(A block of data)

==================================================

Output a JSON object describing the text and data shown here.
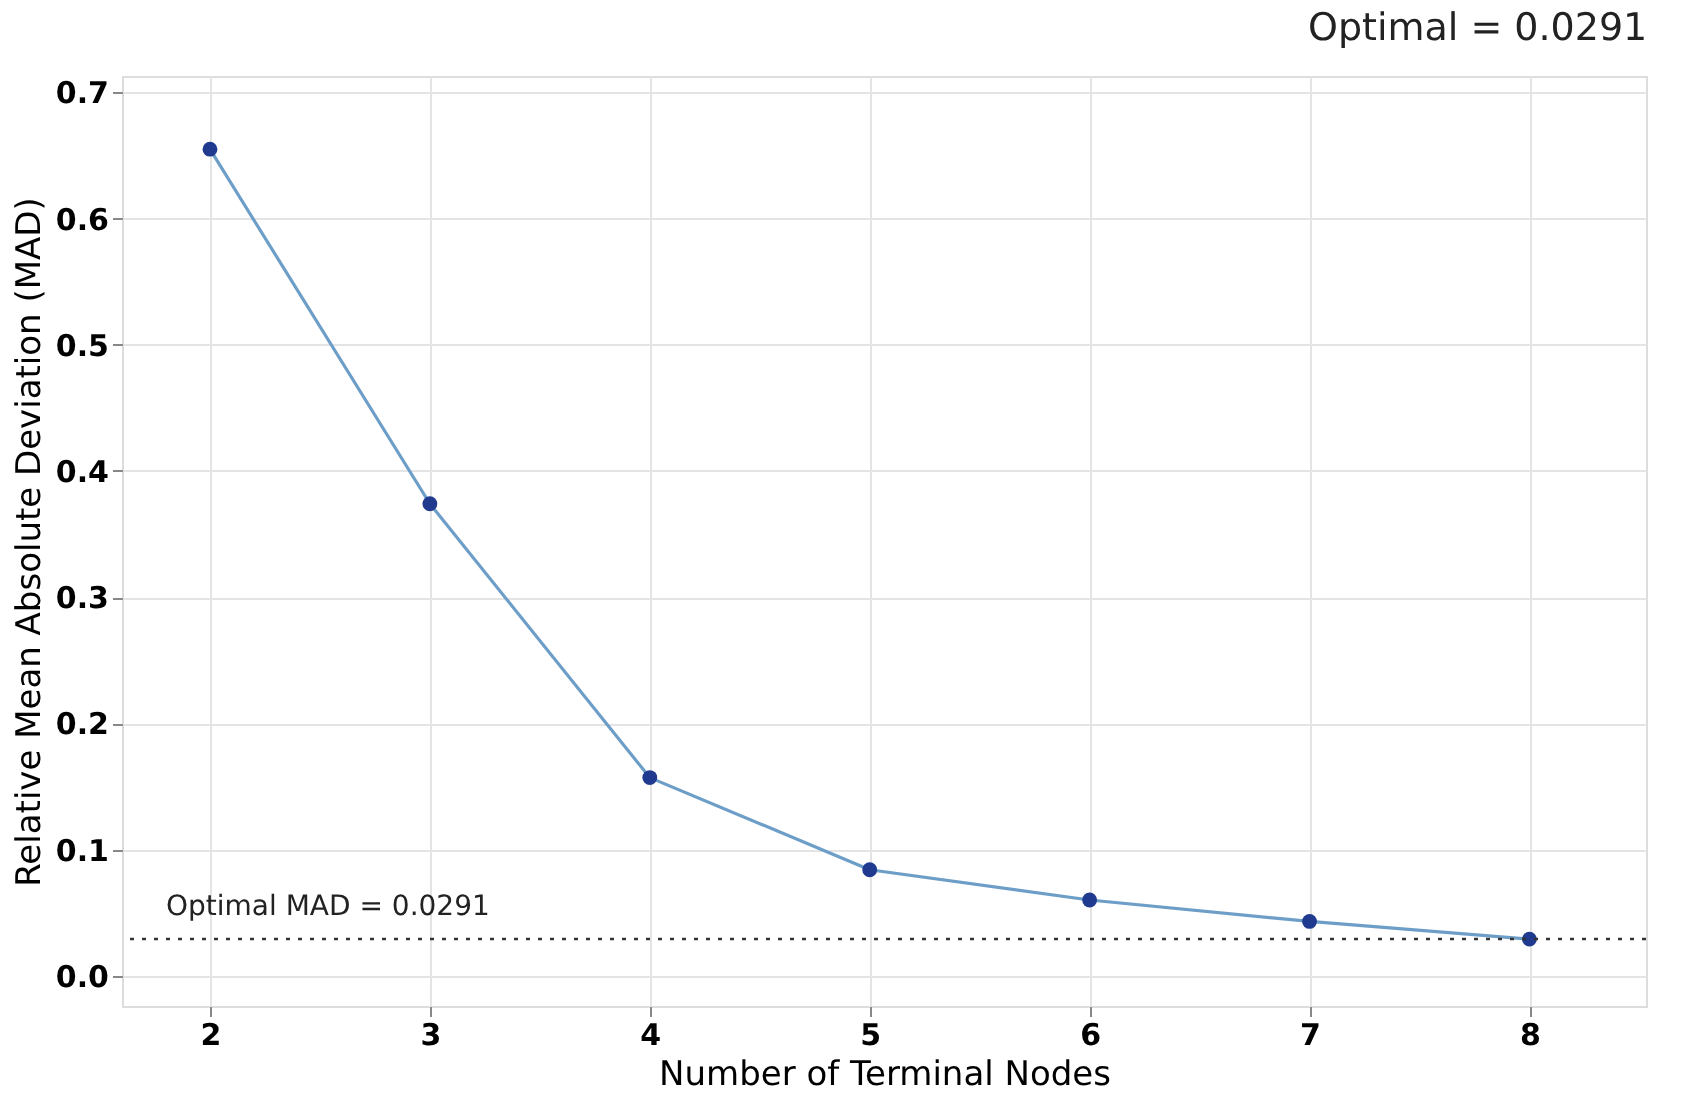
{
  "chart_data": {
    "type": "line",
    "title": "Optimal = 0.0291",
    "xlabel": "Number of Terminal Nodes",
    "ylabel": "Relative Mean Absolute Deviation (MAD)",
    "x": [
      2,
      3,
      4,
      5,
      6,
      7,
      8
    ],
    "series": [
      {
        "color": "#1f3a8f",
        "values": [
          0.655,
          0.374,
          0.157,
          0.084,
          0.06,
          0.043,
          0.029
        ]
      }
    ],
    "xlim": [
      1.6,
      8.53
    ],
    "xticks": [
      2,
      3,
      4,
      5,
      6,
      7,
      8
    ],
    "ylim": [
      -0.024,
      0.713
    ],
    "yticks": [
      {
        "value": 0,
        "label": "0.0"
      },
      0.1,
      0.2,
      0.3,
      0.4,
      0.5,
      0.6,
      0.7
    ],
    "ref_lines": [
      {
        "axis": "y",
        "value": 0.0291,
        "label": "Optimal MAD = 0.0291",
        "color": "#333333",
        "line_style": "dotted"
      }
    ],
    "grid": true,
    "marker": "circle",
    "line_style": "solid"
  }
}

==================================================

Given task:
From the listing above, return each line with the word "Optimal".

Task output:
    "title": "Optimal = 0.0291",
        "label": "Optimal MAD = 0.0291",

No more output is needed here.